- Work instructions: Transcribe the records that follow exactly. Skip the pictures.

(Extracted data entries)

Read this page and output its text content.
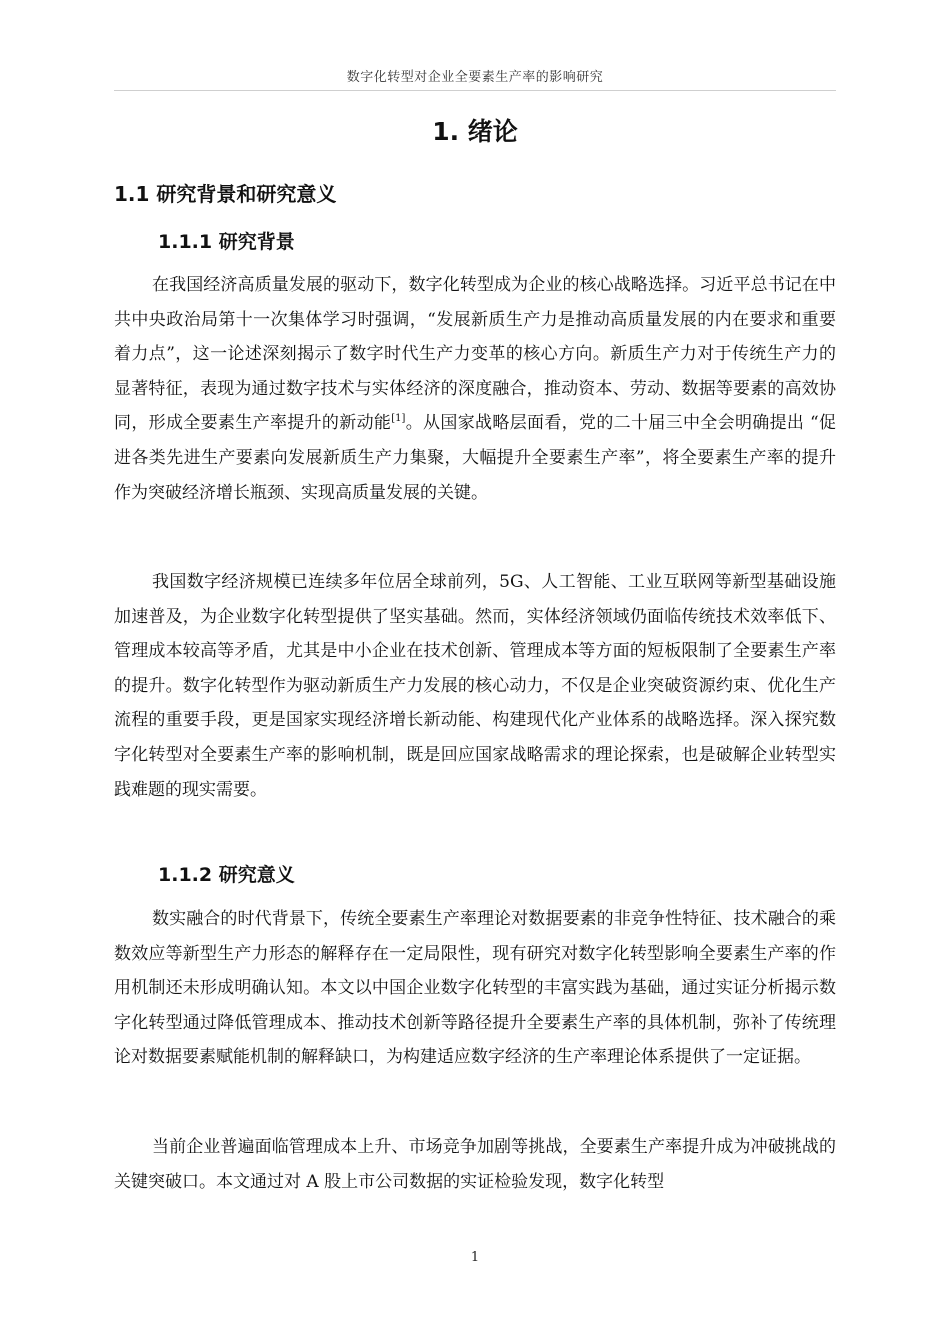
数字化转型对企业全要素生产率的影响研究
1. 绪论
1.1 研究背景和研究意义
1.1.1 研究背景

在我国经济高质量发展的驱动下，数字化转型成为企业的核心战略选择。习近平总书记在中共中央政治局第十一次集体学习时强调，“发展新质生产力是推动高质量发展的内在要求和重要着力点”，这一论述深刻揭示了数字时代生产力变革的核心方向。新质生产力对于传统生产力的显著特征，表现为通过数字技术与实体经济的深度融合，推动资本、劳动、数据等要素的高效协同，形成全要素生产率提升的新动能[1]。从国家战略层面看，党的二十届三中全会明确提出 “促进各类先进生产要素向发展新质生产力集聚，大幅提升全要素生产率”，将全要素生产率的提升作为突破经济增长瓶颈、实现高质量发展的关键。

我国数字经济规模已连续多年位居全球前列，5G、人工智能、工业互联网等新型基础设施加速普及，为企业数字化转型提供了坚实基础。然而，实体经济领域仍面临传统技术效率低下、管理成本较高等矛盾，尤其是中小企业在技术创新、管理成本等方面的短板限制了全要素生产率的提升。数字化转型作为驱动新质生产力发展的核心动力，不仅是企业突破资源约束、优化生产流程的重要手段，更是国家实现经济增长新动能、构建现代化产业体系的战略选择。深入探究数字化转型对全要素生产率的影响机制，既是回应国家战略需求的理论探索，也是破解企业转型实践难题的现实需要。

1.1.2 研究意义

数实融合的时代背景下，传统全要素生产率理论对数据要素的非竞争性特征、技术融合的乘数效应等新型生产力形态的解释存在一定局限性，现有研究对数字化转型影响全要素生产率的作用机制还未形成明确认知。本文以中国企业数字化转型的丰富实践为基础，通过实证分析揭示数字化转型通过降低管理成本、推动技术创新等路径提升全要素生产率的具体机制，弥补了传统理论对数据要素赋能机制的解释缺口，为构建适应数字经济的生产率理论体系提供了一定证据。

当前企业普遍面临管理成本上升、市场竞争加剧等挑战，全要素生产率提升成为冲破挑战的关键突破口。本文通过对 A 股上市公司数据的实证检验发现，数字化转型

1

- Worked answer:
Read this page and output its text content.
数字化转型对企业全要素生产率的影响研究
1. 绪论
1.1 研究背景和研究意义
1.1.1 研究背景

在我国经济高质量发展的驱动下，数字化转型成为企业的核心战略选择。习近平总书记在中共中央政治局第十一次集体学习时强调，“发展新质生产力是推动高质量发展的内在要求和重要着力点”，这一论述深刻揭示了数字时代生产力变革的核心方向。新质生产力对于传统生产力的显著特征，表现为通过数字技术与实体经济的深度融合，推动资本、劳动、数据等要素的高效协同，形成全要素生产率提升的新动能[1]。从国家战略层面看，党的二十届三中全会明确提出 “促进各类先进生产要素向发展新质生产力集聚，大幅提升全要素生产率”，将全要素生产率的提升作为突破经济增长瓶颈、实现高质量发展的关键。

我国数字经济规模已连续多年位居全球前列，5G、人工智能、工业互联网等新型基础设施加速普及，为企业数字化转型提供了坚实基础。然而，实体经济领域仍面临传统技术效率低下、管理成本较高等矛盾，尤其是中小企业在技术创新、管理成本等方面的短板限制了全要素生产率的提升。数字化转型作为驱动新质生产力发展的核心动力，不仅是企业突破资源约束、优化生产流程的重要手段，更是国家实现经济增长新动能、构建现代化产业体系的战略选择。深入探究数字化转型对全要素生产率的影响机制，既是回应国家战略需求的理论探索，也是破解企业转型实践难题的现实需要。

1.1.2 研究意义

数实融合的时代背景下，传统全要素生产率理论对数据要素的非竞争性特征、技术融合的乘数效应等新型生产力形态的解释存在一定局限性，现有研究对数字化转型影响全要素生产率的作用机制还未形成明确认知。本文以中国企业数字化转型的丰富实践为基础，通过实证分析揭示数字化转型通过降低管理成本、推动技术创新等路径提升全要素生产率的具体机制，弥补了传统理论对数据要素赋能机制的解释缺口，为构建适应数字经济的生产率理论体系提供了一定证据。

当前企业普遍面临管理成本上升、市场竞争加剧等挑战，全要素生产率提升成为冲破挑战的关键突破口。本文通过对 A 股上市公司数据的实证检验发现，数字化转型

1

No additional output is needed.